+++ RECORDED DATA
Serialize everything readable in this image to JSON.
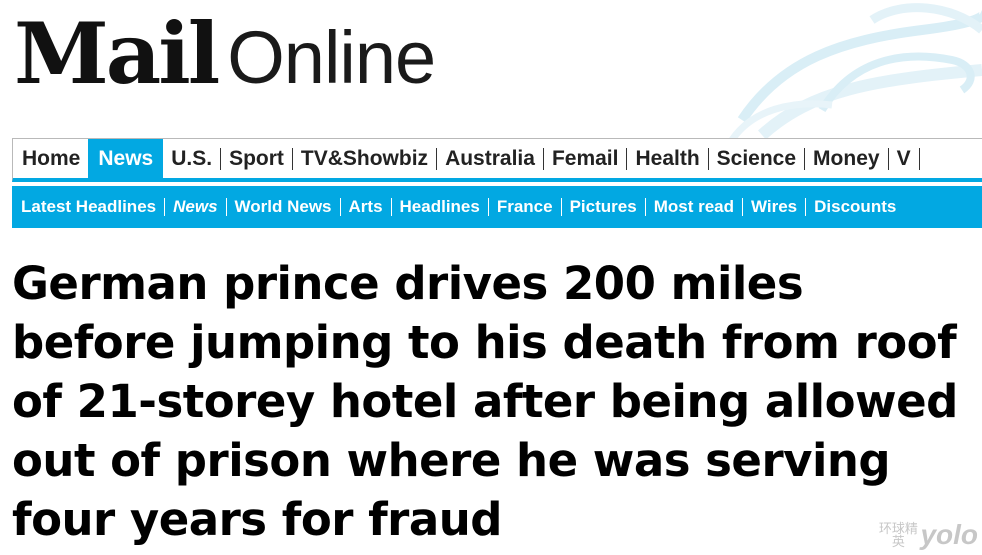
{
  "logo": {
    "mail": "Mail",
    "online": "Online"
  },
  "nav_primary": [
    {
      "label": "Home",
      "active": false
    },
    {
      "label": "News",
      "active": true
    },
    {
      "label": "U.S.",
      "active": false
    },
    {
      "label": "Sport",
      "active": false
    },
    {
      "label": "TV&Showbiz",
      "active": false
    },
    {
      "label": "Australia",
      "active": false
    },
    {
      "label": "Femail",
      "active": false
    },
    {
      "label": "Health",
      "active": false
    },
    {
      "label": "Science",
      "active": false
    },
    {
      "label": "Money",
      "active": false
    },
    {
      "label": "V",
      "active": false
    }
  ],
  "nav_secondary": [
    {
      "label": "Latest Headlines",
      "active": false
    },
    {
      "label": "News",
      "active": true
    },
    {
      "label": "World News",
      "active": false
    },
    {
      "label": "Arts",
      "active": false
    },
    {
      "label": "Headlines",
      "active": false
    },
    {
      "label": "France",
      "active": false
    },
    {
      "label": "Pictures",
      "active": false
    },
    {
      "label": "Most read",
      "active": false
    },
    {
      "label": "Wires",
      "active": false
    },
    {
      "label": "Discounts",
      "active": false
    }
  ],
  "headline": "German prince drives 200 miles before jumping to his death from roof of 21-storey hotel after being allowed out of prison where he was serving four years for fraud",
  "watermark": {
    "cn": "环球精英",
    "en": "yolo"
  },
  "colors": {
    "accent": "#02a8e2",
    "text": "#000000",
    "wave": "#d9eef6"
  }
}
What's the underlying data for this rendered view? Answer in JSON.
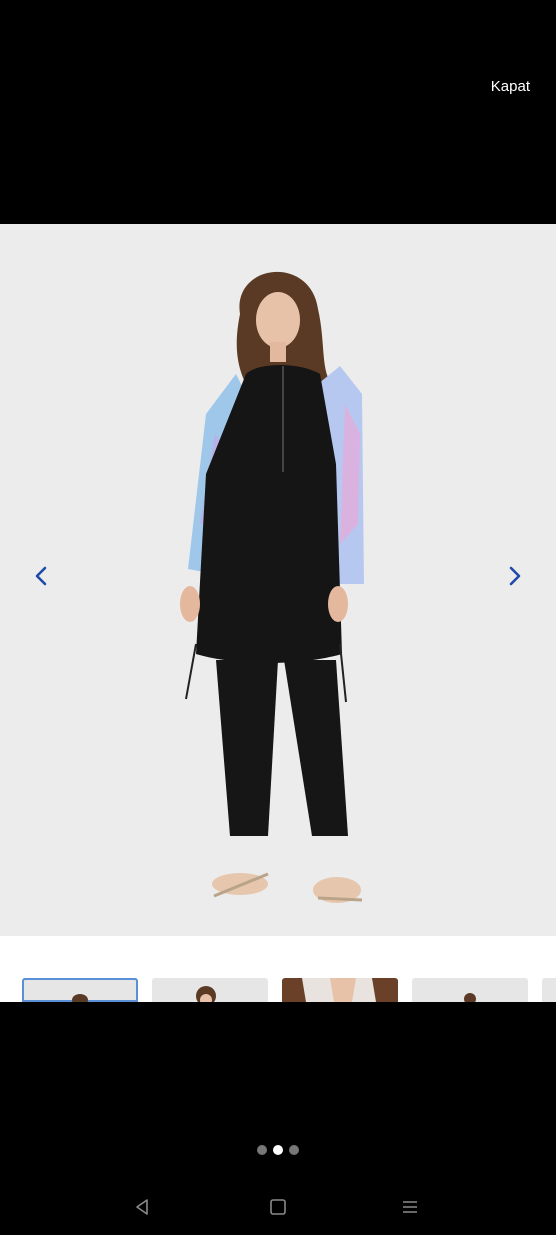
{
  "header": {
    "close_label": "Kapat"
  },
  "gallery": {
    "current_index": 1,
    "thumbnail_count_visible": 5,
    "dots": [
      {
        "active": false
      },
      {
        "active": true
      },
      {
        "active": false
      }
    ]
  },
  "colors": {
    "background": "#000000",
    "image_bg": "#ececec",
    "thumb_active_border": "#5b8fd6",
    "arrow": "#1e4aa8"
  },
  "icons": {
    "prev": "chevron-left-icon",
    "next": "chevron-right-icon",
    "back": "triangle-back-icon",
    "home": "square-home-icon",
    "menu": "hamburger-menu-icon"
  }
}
++++++
+++ RECORDED DATA
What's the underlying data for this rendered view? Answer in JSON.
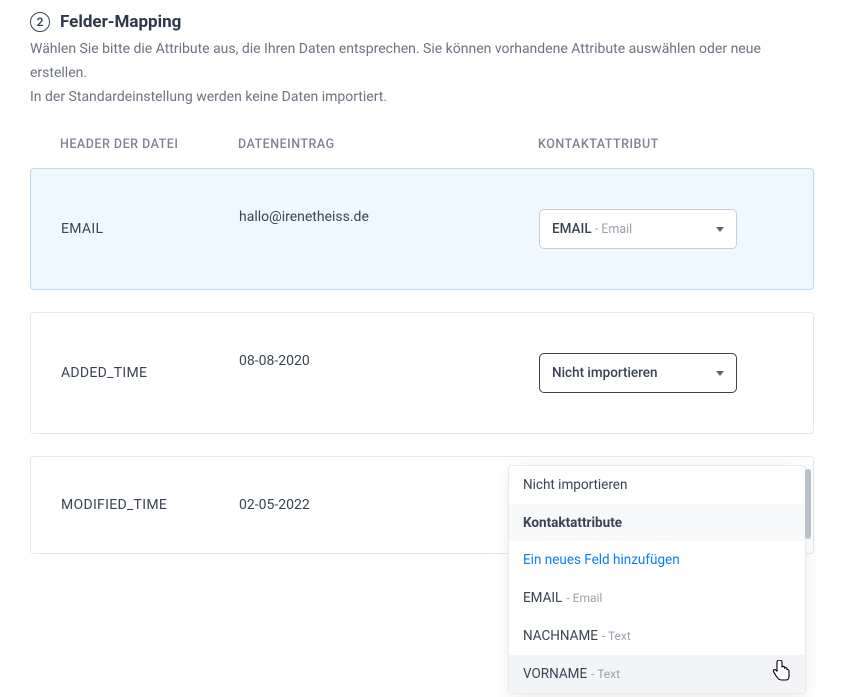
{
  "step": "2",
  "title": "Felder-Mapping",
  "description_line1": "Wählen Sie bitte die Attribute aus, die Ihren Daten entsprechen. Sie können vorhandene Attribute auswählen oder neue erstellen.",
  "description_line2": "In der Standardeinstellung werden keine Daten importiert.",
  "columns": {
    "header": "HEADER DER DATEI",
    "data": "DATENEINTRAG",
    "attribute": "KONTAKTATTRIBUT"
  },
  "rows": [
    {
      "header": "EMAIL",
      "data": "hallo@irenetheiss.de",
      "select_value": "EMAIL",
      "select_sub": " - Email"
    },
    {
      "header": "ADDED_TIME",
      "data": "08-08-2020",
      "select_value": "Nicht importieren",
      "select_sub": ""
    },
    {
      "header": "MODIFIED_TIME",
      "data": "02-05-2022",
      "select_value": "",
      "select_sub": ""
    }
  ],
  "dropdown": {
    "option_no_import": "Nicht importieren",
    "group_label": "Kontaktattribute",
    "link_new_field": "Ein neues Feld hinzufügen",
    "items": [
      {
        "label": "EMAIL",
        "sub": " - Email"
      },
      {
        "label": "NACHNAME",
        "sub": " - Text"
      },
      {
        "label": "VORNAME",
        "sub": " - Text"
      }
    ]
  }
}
++++++
+++ RECORDED DATA
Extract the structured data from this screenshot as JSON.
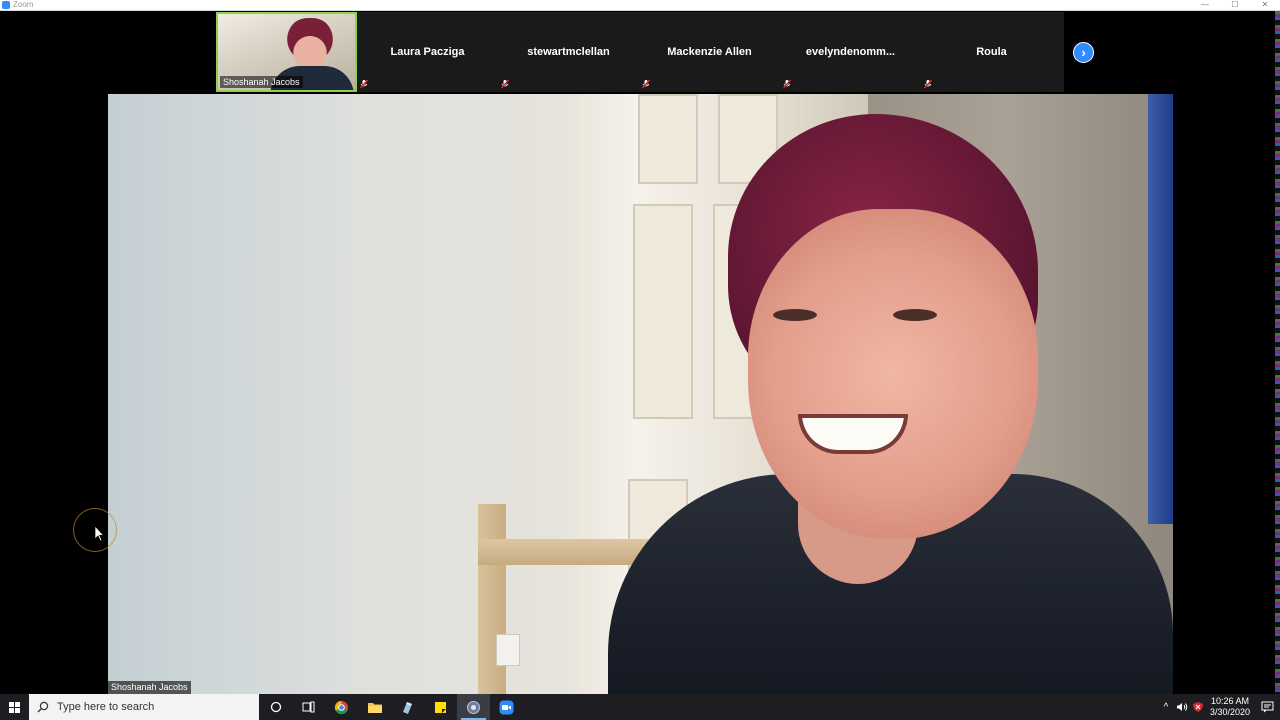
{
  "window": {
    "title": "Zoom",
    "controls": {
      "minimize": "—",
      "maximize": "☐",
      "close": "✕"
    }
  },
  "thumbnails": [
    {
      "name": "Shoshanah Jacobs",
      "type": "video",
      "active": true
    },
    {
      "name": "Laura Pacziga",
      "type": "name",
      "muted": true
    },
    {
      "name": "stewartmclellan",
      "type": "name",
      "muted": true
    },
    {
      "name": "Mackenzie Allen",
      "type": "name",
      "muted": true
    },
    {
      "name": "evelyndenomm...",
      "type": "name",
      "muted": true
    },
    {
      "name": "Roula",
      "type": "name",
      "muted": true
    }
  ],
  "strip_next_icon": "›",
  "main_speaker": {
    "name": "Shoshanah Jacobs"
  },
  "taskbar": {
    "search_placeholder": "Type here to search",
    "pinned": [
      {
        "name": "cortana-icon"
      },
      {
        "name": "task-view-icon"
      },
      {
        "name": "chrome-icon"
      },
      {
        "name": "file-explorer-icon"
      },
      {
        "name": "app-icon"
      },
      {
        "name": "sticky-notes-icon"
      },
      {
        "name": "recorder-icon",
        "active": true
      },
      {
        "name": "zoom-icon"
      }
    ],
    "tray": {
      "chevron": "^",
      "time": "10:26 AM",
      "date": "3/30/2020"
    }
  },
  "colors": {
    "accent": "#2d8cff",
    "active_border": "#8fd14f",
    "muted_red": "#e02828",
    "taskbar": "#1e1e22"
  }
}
++++++
§ **EXERCISE**
Copy every line above that includes the string "Jacobs".

§ **ANSWER FOR THIS EXERCISE**
      "name": "Shoshanah Jacobs",
    "name": "Shoshanah Jacobs"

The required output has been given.